Given task
Each entry below should be written out exactly as it is, with no pictures.

========

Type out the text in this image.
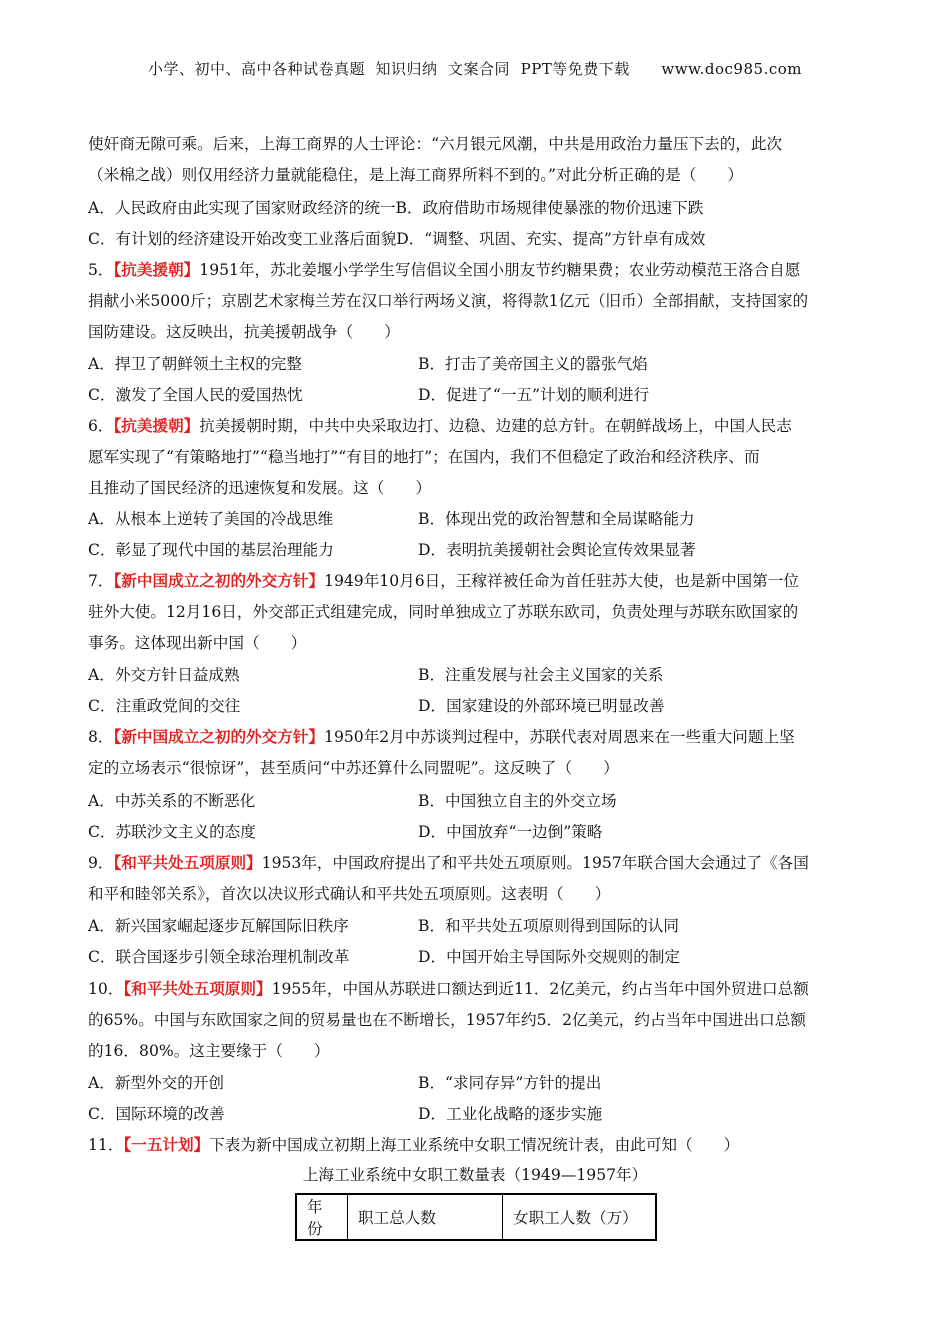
小学、初中、高中各种试卷真题  知识归纳  文案合同  PPT等免费下载      www.doc985.com
使奸商无隙可乘。后来，上海工商界的人士评论：“六月银元风潮，中共是用政治力量压下去的，此次
（米棉之战）则仅用经济力量就能稳住，是上海工商界所料不到的。”对此分析正确的是（　　）
A．人民政府由此实现了国家财政经济的统一B．政府借助市场规律使暴涨的物价迅速下跌
C．有计划的经济建设开始改变工业落后面貌D．“调整、巩固、充实、提高”方针卓有成效
5．【抗美援朝】1951年，苏北姜堰小学学生写信倡议全国小朋友节约糖果费；农业劳动模范王洛合自愿
捐献小米5000斤；京剧艺术家梅兰芳在汉口举行两场义演，将得款1亿元（旧币）全部捐献，支持国家的
国防建设。这反映出，抗美援朝战争（　　）
A．捍卫了朝鲜领土主权的完整	B．打击了美帝国主义的嚣张气焰
C．激发了全国人民的爱国热忱	D．促进了“一五”计划的顺利进行
6．【抗美援朝】抗美援朝时期，中共中央采取边打、边稳、边建的总方针。在朝鲜战场上，中国人民志
愿军实现了“有策略地打”“稳当地打”“有目的地打”；在国内，我们不但稳定了政治和经济秩序、而
且推动了国民经济的迅速恢复和发展。这（　　）
A．从根本上逆转了美国的冷战思维	B．体现出党的政治智慧和全局谋略能力
C．彰显了现代中国的基层治理能力	D．表明抗美援朝社会舆论宣传效果显著
7．【新中国成立之初的外交方针】1949年10月6日，王稼祥被任命为首任驻苏大使，也是新中国第一位
驻外大使。12月16日，外交部正式组建完成，同时单独成立了苏联东欧司，负责处理与苏联东欧国家的
事务。这体现出新中国（　　）
A．外交方针日益成熟	B．注重发展与社会主义国家的关系
C．注重政党间的交往	D．国家建设的外部环境已明显改善
8．【新中国成立之初的外交方针】1950年2月中苏谈判过程中，苏联代表对周恩来在一些重大问题上坚
定的立场表示“很惊讶”，甚至质问“中苏还算什么同盟呢”。这反映了（　　）
A．中苏关系的不断恶化	B．中国独立自主的外交立场
C．苏联沙文主义的态度	D．中国放弃“一边倒”策略
9．【和平共处五项原则】1953年，中国政府提出了和平共处五项原则。1957年联合国大会通过了《各国
和平和睦邻关系》，首次以决议形式确认和平共处五项原则。这表明（　　）
A．新兴国家崛起逐步瓦解国际旧秩序	B．和平共处五项原则得到国际的认同
C．联合国逐步引领全球治理机制改革	D．中国开始主导国际外交规则的制定
10．【和平共处五项原则】1955年，中国从苏联进口额达到近11．2亿美元，约占当年中国外贸进口总额
的65%。中国与东欧国家之间的贸易量也在不断增长，1957年约5．2亿美元，约占当年中国进出口总额
的16．80%。这主要缘于（　　）
A．新型外交的开创	B．“求同存异”方针的提出
C．国际环境的改善	D．工业化战略的逐步实施
11．【一五计划】下表为新中国成立初期上海工业系统中女职工情况统计表，由此可知（　　）
上海工业系统中女职工数量表（1949—1957年）
年份	职工总人数	女职工人数（万）
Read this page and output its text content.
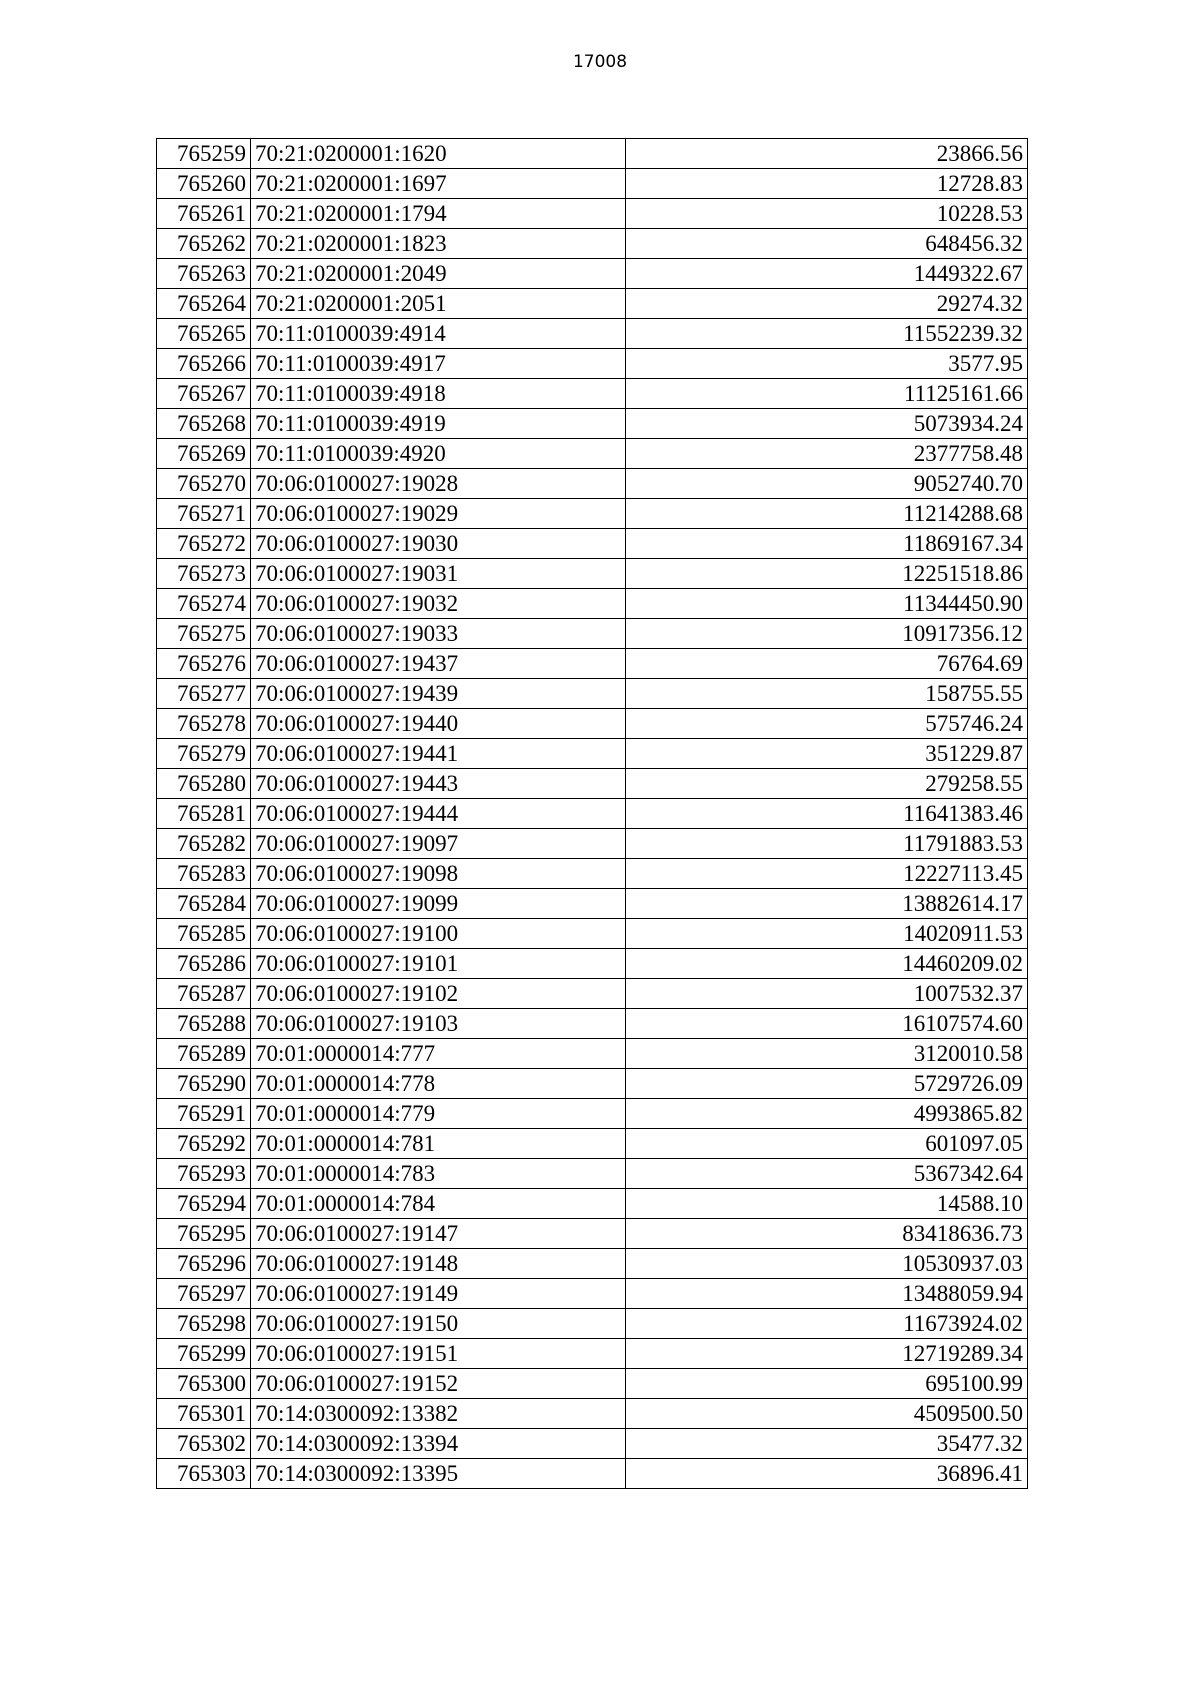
17008
765259	70:21:0200001:1620	23866.56
765260	70:21:0200001:1697	12728.83
765261	70:21:0200001:1794	10228.53
765262	70:21:0200001:1823	648456.32
765263	70:21:0200001:2049	1449322.67
765264	70:21:0200001:2051	29274.32
765265	70:11:0100039:4914	11552239.32
765266	70:11:0100039:4917	3577.95
765267	70:11:0100039:4918	11125161.66
765268	70:11:0100039:4919	5073934.24
765269	70:11:0100039:4920	2377758.48
765270	70:06:0100027:19028	9052740.70
765271	70:06:0100027:19029	11214288.68
765272	70:06:0100027:19030	11869167.34
765273	70:06:0100027:19031	12251518.86
765274	70:06:0100027:19032	11344450.90
765275	70:06:0100027:19033	10917356.12
765276	70:06:0100027:19437	76764.69
765277	70:06:0100027:19439	158755.55
765278	70:06:0100027:19440	575746.24
765279	70:06:0100027:19441	351229.87
765280	70:06:0100027:19443	279258.55
765281	70:06:0100027:19444	11641383.46
765282	70:06:0100027:19097	11791883.53
765283	70:06:0100027:19098	12227113.45
765284	70:06:0100027:19099	13882614.17
765285	70:06:0100027:19100	14020911.53
765286	70:06:0100027:19101	14460209.02
765287	70:06:0100027:19102	1007532.37
765288	70:06:0100027:19103	16107574.60
765289	70:01:0000014:777	3120010.58
765290	70:01:0000014:778	5729726.09
765291	70:01:0000014:779	4993865.82
765292	70:01:0000014:781	601097.05
765293	70:01:0000014:783	5367342.64
765294	70:01:0000014:784	14588.10
765295	70:06:0100027:19147	83418636.73
765296	70:06:0100027:19148	10530937.03
765297	70:06:0100027:19149	13488059.94
765298	70:06:0100027:19150	11673924.02
765299	70:06:0100027:19151	12719289.34
765300	70:06:0100027:19152	695100.99
765301	70:14:0300092:13382	4509500.50
765302	70:14:0300092:13394	35477.32
765303	70:14:0300092:13395	36896.41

========

Response to this exercise
Type out the text in this image.
小学、初中、高中各种试卷真题  知识归纳  文案合同  PPT等免费下载      www.doc985.com
使奸商无隙可乘。后来，上海工商界的人士评论：“六月银元风潮，中共是用政治力量压下去的，此次
（米棉之战）则仅用经济力量就能稳住，是上海工商界所料不到的。”对此分析正确的是（　　）
A．人民政府由此实现了国家财政经济的统一B．政府借助市场规律使暴涨的物价迅速下跌
C．有计划的经济建设开始改变工业落后面貌D．“调整、巩固、充实、提高”方针卓有成效
5．【抗美援朝】1951年，苏北姜堰小学学生写信倡议全国小朋友节约糖果费；农业劳动模范王洛合自愿
捐献小米5000斤；京剧艺术家梅兰芳在汉口举行两场义演，将得款1亿元（旧币）全部捐献，支持国家的
国防建设。这反映出，抗美援朝战争（　　）
A．捍卫了朝鲜领土主权的完整	B．打击了美帝国主义的嚣张气焰
C．激发了全国人民的爱国热忱	D．促进了“一五”计划的顺利进行
6．【抗美援朝】抗美援朝时期，中共中央采取边打、边稳、边建的总方针。在朝鲜战场上，中国人民志
愿军实现了“有策略地打”“稳当地打”“有目的地打”；在国内，我们不但稳定了政治和经济秩序、而
且推动了国民经济的迅速恢复和发展。这（　　）
A．从根本上逆转了美国的冷战思维	B．体现出党的政治智慧和全局谋略能力
C．彰显了现代中国的基层治理能力	D．表明抗美援朝社会舆论宣传效果显著
7．【新中国成立之初的外交方针】1949年10月6日，王稼祥被任命为首任驻苏大使，也是新中国第一位
驻外大使。12月16日，外交部正式组建完成，同时单独成立了苏联东欧司，负责处理与苏联东欧国家的
事务。这体现出新中国（　　）
A．外交方针日益成熟	B．注重发展与社会主义国家的关系
C．注重政党间的交往	D．国家建设的外部环境已明显改善
8．【新中国成立之初的外交方针】1950年2月中苏谈判过程中，苏联代表对周恩来在一些重大问题上坚
定的立场表示“很惊讶”，甚至质问“中苏还算什么同盟呢”。这反映了（　　）
A．中苏关系的不断恶化	B．中国独立自主的外交立场
C．苏联沙文主义的态度	D．中国放弃“一边倒”策略
9．【和平共处五项原则】1953年，中国政府提出了和平共处五项原则。1957年联合国大会通过了《各国
和平和睦邻关系》，首次以决议形式确认和平共处五项原则。这表明（　　）
A．新兴国家崛起逐步瓦解国际旧秩序	B．和平共处五项原则得到国际的认同
C．联合国逐步引领全球治理机制改革	D．中国开始主导国际外交规则的制定
10．【和平共处五项原则】1955年，中国从苏联进口额达到近11．2亿美元，约占当年中国外贸进口总额
的65%。中国与东欧国家之间的贸易量也在不断增长，1957年约5．2亿美元，约占当年中国进出口总额
的16．80%。这主要缘于（　　）
A．新型外交的开创	B．“求同存异”方针的提出
C．国际环境的改善	D．工业化战略的逐步实施
11．【一五计划】下表为新中国成立初期上海工业系统中女职工情况统计表，由此可知（　　）
上海工业系统中女职工数量表（1949—1957年）
年份	职工总人数	女职工人数（万）
Read this page and output its text content.
17008
765259	70:21:0200001:1620	23866.56
765260	70:21:0200001:1697	12728.83
765261	70:21:0200001:1794	10228.53
765262	70:21:0200001:1823	648456.32
765263	70:21:0200001:2049	1449322.67
765264	70:21:0200001:2051	29274.32
765265	70:11:0100039:4914	11552239.32
765266	70:11:0100039:4917	3577.95
765267	70:11:0100039:4918	11125161.66
765268	70:11:0100039:4919	5073934.24
765269	70:11:0100039:4920	2377758.48
765270	70:06:0100027:19028	9052740.70
765271	70:06:0100027:19029	11214288.68
765272	70:06:0100027:19030	11869167.34
765273	70:06:0100027:19031	12251518.86
765274	70:06:0100027:19032	11344450.90
765275	70:06:0100027:19033	10917356.12
765276	70:06:0100027:19437	76764.69
765277	70:06:0100027:19439	158755.55
765278	70:06:0100027:19440	575746.24
765279	70:06:0100027:19441	351229.87
765280	70:06:0100027:19443	279258.55
765281	70:06:0100027:19444	11641383.46
765282	70:06:0100027:19097	11791883.53
765283	70:06:0100027:19098	12227113.45
765284	70:06:0100027:19099	13882614.17
765285	70:06:0100027:19100	14020911.53
765286	70:06:0100027:19101	14460209.02
765287	70:06:0100027:19102	1007532.37
765288	70:06:0100027:19103	16107574.60
765289	70:01:0000014:777	3120010.58
765290	70:01:0000014:778	5729726.09
765291	70:01:0000014:779	4993865.82
765292	70:01:0000014:781	601097.05
765293	70:01:0000014:783	5367342.64
765294	70:01:0000014:784	14588.10
765295	70:06:0100027:19147	83418636.73
765296	70:06:0100027:19148	10530937.03
765297	70:06:0100027:19149	13488059.94
765298	70:06:0100027:19150	11673924.02
765299	70:06:0100027:19151	12719289.34
765300	70:06:0100027:19152	695100.99
765301	70:14:0300092:13382	4509500.50
765302	70:14:0300092:13394	35477.32
765303	70:14:0300092:13395	36896.41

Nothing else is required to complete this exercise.